## Begin

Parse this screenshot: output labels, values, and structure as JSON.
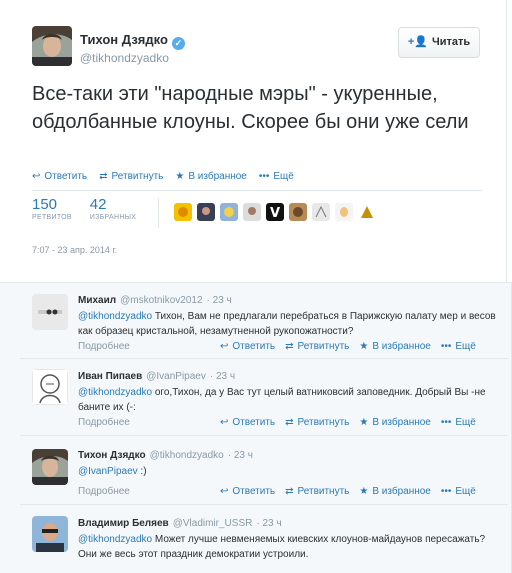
{
  "main": {
    "name": "Тихон Дзядко",
    "handle": "@tikhondzyadko",
    "follow_label": "Читать",
    "text": "Все-таки эти \"народные мэры\" - укуренные, обдолбанные клоуны. Скорее бы они уже сели",
    "actions": {
      "reply": "Ответить",
      "retweet": "Ретвитнуть",
      "favorite": "В избранное",
      "more": "Ещё"
    },
    "stats": {
      "retweets_count": "150",
      "retweets_label": "РЕТВИТОВ",
      "favorites_count": "42",
      "favorites_label": "ИЗБРАННЫХ"
    },
    "timestamp": "7:07 - 23 апр. 2014 г."
  },
  "replies": [
    {
      "name": "Михаил",
      "handle": "@mskotnikov2012",
      "time": "· 23 ч",
      "mention": "@tikhondzyadko",
      "text": " Тихон, Вам не предлагали перебраться в Парижскую палату мер и весов как образец кристальной, незамутненной рукопожатности?",
      "more": "Подробнее"
    },
    {
      "name": "Иван Пипаев",
      "handle": "@IvanPipaev",
      "time": "· 23 ч",
      "mention": "@tikhondzyadko",
      "text": " ого,Тихон, да у Вас тут целый ватниковсий заповедник. Добрый Вы -не баните их (-:",
      "more": "Подробнее"
    },
    {
      "name": "Тихон Дзядко",
      "handle": "@tikhondzyadko",
      "time": "· 23 ч",
      "mention": "@IvanPipaev",
      "text": " :)",
      "more": "Подробнее"
    },
    {
      "name": "Владимир Беляев",
      "handle": "@Vladimir_USSR",
      "time": "· 23 ч",
      "mention": "@tikhondzyadko",
      "text": " Может лучше невменяемых киевских клоунов-майдаунов пересажать? Они же весь этот праздник демократии устроили.",
      "more": ""
    }
  ],
  "reply_actions": {
    "reply": "Ответить",
    "retweet": "Ретвитнуть",
    "favorite": "В избранное",
    "more": "Ещё"
  },
  "colors": {
    "link": "#2a7ab6",
    "muted": "#8899a6",
    "verified": "#55acee",
    "reply_bg": "#f5f8fa"
  }
}
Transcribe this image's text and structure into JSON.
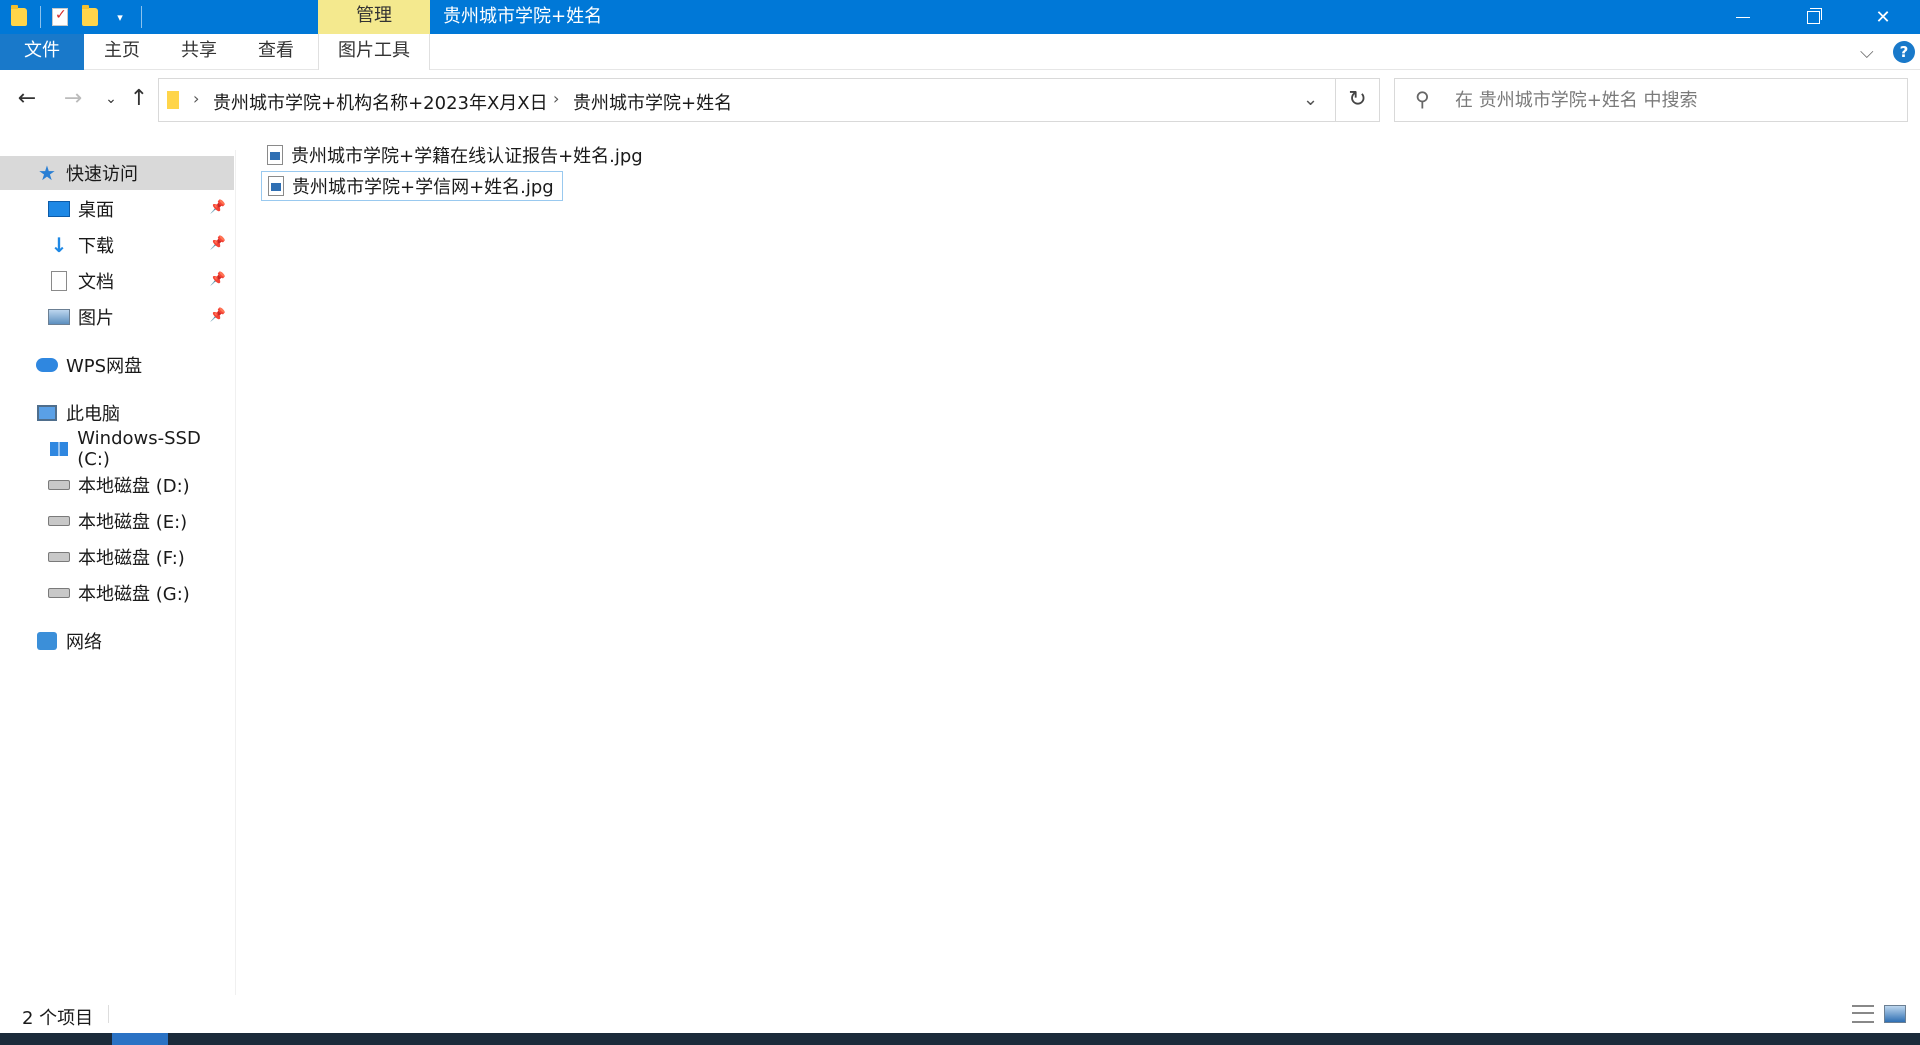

## End

• [Problem]:
Leave out every picture and copy the rest of the records exactly.

• [Result below]:
Parse this screenshot: output labels, values, and structure as JSON.
{
  "main": {
    "name": "Тихон Дзядко",
    "handle": "@tikhondzyadko",
    "follow_label": "Читать",
    "text": "Все-таки эти \"народные мэры\" - укуренные, обдолбанные клоуны. Скорее бы они уже сели",
    "actions": {
      "reply": "Ответить",
      "retweet": "Ретвитнуть",
      "favorite": "В избранное",
      "more": "Ещё"
    },
    "stats": {
      "retweets_count": "150",
      "retweets_label": "РЕТВИТОВ",
      "favorites_count": "42",
      "favorites_label": "ИЗБРАННЫХ"
    },
    "timestamp": "7:07 - 23 апр. 2014 г."
  },
  "replies": [
    {
      "name": "Михаил",
      "handle": "@mskotnikov2012",
      "time": "· 23 ч",
      "mention": "@tikhondzyadko",
      "text": " Тихон, Вам не предлагали перебраться в Парижскую палату мер и весов как образец кристальной, незамутненной рукопожатности?",
      "more": "Подробнее"
    },
    {
      "name": "Иван Пипаев",
      "handle": "@IvanPipaev",
      "time": "· 23 ч",
      "mention": "@tikhondzyadko",
      "text": " ого,Тихон, да у Вас тут целый ватниковсий заповедник. Добрый Вы -не баните их (-:",
      "more": "Подробнее"
    },
    {
      "name": "Тихон Дзядко",
      "handle": "@tikhondzyadko",
      "time": "· 23 ч",
      "mention": "@IvanPipaev",
      "text": " :)",
      "more": "Подробнее"
    },
    {
      "name": "Владимир Беляев",
      "handle": "@Vladimir_USSR",
      "time": "· 23 ч",
      "mention": "@tikhondzyadko",
      "text": " Может лучше невменяемых киевских клоунов-майдаунов пересажать? Они же весь этот праздник демократии устроили.",
      "more": ""
    }
  ],
  "reply_actions": {
    "reply": "Ответить",
    "retweet": "Ретвитнуть",
    "favorite": "В избранное",
    "more": "Ещё"
  },
  "colors": {
    "link": "#2a7ab6",
    "muted": "#8899a6",
    "verified": "#55acee",
    "reply_bg": "#f5f8fa"
  }
}
Transcribe this image's text and structure into JSON.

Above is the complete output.